# RECORD SET
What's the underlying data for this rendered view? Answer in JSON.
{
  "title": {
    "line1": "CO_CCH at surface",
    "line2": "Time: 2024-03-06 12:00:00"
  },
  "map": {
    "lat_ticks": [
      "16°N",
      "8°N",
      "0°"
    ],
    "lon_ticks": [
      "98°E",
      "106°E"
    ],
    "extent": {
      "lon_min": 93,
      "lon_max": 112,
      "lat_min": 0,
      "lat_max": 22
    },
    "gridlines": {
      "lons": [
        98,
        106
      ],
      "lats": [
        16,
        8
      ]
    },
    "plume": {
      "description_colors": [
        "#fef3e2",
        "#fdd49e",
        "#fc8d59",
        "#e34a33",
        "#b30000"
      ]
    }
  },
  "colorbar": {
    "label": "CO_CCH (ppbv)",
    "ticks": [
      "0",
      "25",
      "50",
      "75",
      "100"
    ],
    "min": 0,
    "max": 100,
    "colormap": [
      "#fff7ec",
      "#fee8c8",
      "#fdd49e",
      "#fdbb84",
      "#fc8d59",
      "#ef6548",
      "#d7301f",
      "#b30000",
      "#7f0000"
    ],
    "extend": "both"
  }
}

# AIM
Output all of the data above without any alteration.

# OUTPUT BELOW
What's the underlying data for this rendered view? Answer in JSON.
{
  "title": {
    "line1": "CO_CCH at surface",
    "line2": "Time: 2024-03-06 12:00:00"
  },
  "map": {
    "lat_ticks": [
      "16°N",
      "8°N",
      "0°"
    ],
    "lon_ticks": [
      "98°E",
      "106°E"
    ],
    "extent": {
      "lon_min": 93,
      "lon_max": 112,
      "lat_min": 0,
      "lat_max": 22
    },
    "gridlines": {
      "lons": [
        98,
        106
      ],
      "lats": [
        16,
        8
      ]
    },
    "plume": {
      "description_colors": [
        "#fef3e2",
        "#fdd49e",
        "#fc8d59",
        "#e34a33",
        "#b30000"
      ]
    }
  },
  "colorbar": {
    "label": "CO_CCH (ppbv)",
    "ticks": [
      "0",
      "25",
      "50",
      "75",
      "100"
    ],
    "min": 0,
    "max": 100,
    "colormap": [
      "#fff7ec",
      "#fee8c8",
      "#fdd49e",
      "#fdbb84",
      "#fc8d59",
      "#ef6548",
      "#d7301f",
      "#b30000",
      "#7f0000"
    ],
    "extend": "both"
  }
}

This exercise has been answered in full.